_MATERIAL FOR THIS EXERCISE_
-- BEGIN --

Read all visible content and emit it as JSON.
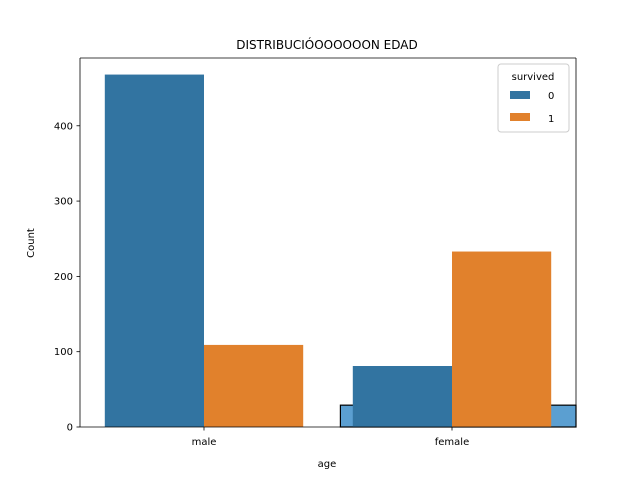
{
  "chart_data": {
    "type": "bar",
    "title": "DISTRIBUCIÓOOOOOON EDAD",
    "xlabel": "age",
    "ylabel": "Count",
    "categories": [
      "male",
      "female"
    ],
    "series": [
      {
        "name": "0",
        "values": [
          468,
          81
        ],
        "color": "#3274a1"
      },
      {
        "name": "1",
        "values": [
          109,
          233
        ],
        "color": "#e1812c"
      }
    ],
    "extra_bar": {
      "x_range": [
        0.55,
        1.5
      ],
      "value": 29,
      "color": "#5b9fd1"
    },
    "ylim": [
      0,
      490
    ],
    "yticks": [
      0,
      100,
      200,
      300,
      400
    ],
    "legend": {
      "title": "survived",
      "position": "top-right"
    },
    "grid": false
  }
}
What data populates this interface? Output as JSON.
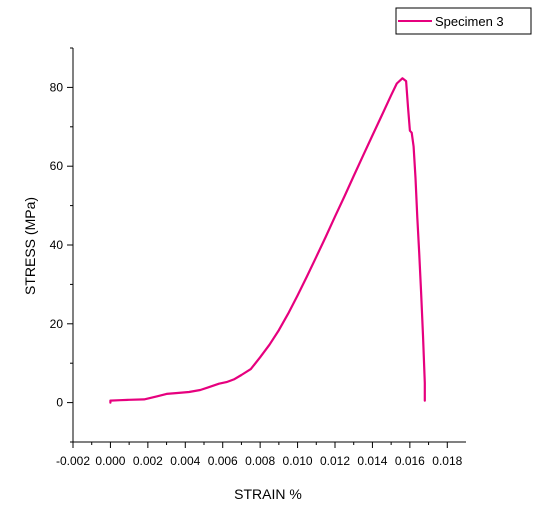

-- END --

_EXERCISE DETAILS_
Check each line of these records for the string "JSON" and state only how many lines have it.

_ANSWER FOR THIS EXERCISE_
2